*Task description*: Please repeat all of the lines that follow, exactly as written.

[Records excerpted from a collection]
________
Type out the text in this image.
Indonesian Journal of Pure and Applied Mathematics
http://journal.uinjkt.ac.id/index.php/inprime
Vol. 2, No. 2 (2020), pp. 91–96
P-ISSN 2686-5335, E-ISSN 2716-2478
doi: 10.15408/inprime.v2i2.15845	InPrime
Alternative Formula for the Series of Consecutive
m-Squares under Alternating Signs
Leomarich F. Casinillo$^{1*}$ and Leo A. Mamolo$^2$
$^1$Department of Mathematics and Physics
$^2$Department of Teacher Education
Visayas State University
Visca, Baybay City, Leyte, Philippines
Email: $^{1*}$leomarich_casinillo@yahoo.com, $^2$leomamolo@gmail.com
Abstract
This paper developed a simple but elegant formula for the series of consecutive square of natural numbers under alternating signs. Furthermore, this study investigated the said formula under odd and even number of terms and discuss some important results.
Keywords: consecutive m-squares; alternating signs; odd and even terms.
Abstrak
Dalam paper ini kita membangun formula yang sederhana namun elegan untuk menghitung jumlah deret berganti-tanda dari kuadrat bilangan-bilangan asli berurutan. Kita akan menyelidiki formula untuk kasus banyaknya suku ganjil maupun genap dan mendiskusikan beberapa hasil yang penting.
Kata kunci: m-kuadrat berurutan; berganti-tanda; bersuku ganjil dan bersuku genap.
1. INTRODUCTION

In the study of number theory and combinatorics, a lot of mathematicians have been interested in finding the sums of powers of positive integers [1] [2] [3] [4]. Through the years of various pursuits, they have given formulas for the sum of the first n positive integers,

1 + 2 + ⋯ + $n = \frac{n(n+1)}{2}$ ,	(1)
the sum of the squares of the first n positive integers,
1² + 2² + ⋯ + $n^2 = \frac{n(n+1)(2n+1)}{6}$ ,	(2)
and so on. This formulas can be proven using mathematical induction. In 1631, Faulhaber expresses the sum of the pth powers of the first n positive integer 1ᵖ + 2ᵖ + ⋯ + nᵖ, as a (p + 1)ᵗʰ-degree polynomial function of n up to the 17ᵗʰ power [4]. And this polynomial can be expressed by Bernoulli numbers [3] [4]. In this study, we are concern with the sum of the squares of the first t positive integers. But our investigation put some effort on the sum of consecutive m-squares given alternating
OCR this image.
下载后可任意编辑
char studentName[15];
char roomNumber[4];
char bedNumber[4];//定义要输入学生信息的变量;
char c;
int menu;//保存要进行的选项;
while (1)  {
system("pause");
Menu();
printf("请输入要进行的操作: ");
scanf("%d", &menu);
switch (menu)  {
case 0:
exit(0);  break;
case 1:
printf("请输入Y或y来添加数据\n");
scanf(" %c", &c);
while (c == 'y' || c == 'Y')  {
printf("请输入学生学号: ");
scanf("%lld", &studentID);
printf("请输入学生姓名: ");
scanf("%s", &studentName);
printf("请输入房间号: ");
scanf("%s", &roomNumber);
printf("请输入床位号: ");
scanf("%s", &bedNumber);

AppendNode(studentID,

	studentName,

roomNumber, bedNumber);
________
*Correct output*:
Type out the text in this image.
Indonesian Journal of Pure and Applied Mathematics
http://journal.uinjkt.ac.id/index.php/inprime
Vol. 2, No. 2 (2020), pp. 91–96
P-ISSN 2686-5335, E-ISSN 2716-2478
doi: 10.15408/inprime.v2i2.15845	InPrime
Alternative Formula for the Series of Consecutive
m-Squares under Alternating Signs
Leomarich F. Casinillo$^{1*}$ and Leo A. Mamolo$^2$
$^1$Department of Mathematics and Physics
$^2$Department of Teacher Education
Visayas State University
Visca, Baybay City, Leyte, Philippines
Email: $^{1*}$leomarich_casinillo@yahoo.com, $^2$leomamolo@gmail.com
Abstract
This paper developed a simple but elegant formula for the series of consecutive square of natural numbers under alternating signs. Furthermore, this study investigated the said formula under odd and even number of terms and discuss some important results.
Keywords: consecutive m-squares; alternating signs; odd and even terms.
Abstrak
Dalam paper ini kita membangun formula yang sederhana namun elegan untuk menghitung jumlah deret berganti-tanda dari kuadrat bilangan-bilangan asli berurutan. Kita akan menyelidiki formula untuk kasus banyaknya suku ganjil maupun genap dan mendiskusikan beberapa hasil yang penting.
Kata kunci: m-kuadrat berurutan; berganti-tanda; bersuku ganjil dan bersuku genap.
1. INTRODUCTION

In the study of number theory and combinatorics, a lot of mathematicians have been interested in finding the sums of powers of positive integers [1] [2] [3] [4]. Through the years of various pursuits, they have given formulas for the sum of the first n positive integers,

1 + 2 + ⋯ + $n = \frac{n(n+1)}{2}$ ,	(1)
the sum of the squares of the first n positive integers,
1² + 2² + ⋯ + $n^2 = \frac{n(n+1)(2n+1)}{6}$ ,	(2)
and so on. This formulas can be proven using mathematical induction. In 1631, Faulhaber expresses the sum of the pth powers of the first n positive integer 1ᵖ + 2ᵖ + ⋯ + nᵖ, as a (p + 1)ᵗʰ-degree polynomial function of n up to the 17ᵗʰ power [4]. And this polynomial can be expressed by Bernoulli numbers [3] [4]. In this study, we are concern with the sum of the squares of the first t positive integers. But our investigation put some effort on the sum of consecutive m-squares given alternating
OCR this image.
下载后可任意编辑
char studentName[15];
char roomNumber[4];
char bedNumber[4];//定义要输入学生信息的变量;
char c;
int menu;//保存要进行的选项;
while (1)  {
system("pause");
Menu();
printf("请输入要进行的操作: ");
scanf("%d", &menu);
switch (menu)  {
case 0:
exit(0);  break;
case 1:
printf("请输入Y或y来添加数据\n");
scanf(" %c", &c);
while (c == 'y' || c == 'Y')  {
printf("请输入学生学号: ");
scanf("%lld", &studentID);
printf("请输入学生姓名: ");
scanf("%s", &studentName);
printf("请输入房间号: ");
scanf("%s", &roomNumber);
printf("请输入床位号: ");
scanf("%s", &bedNumber);

AppendNode(studentID,

	studentName,

roomNumber, bedNumber);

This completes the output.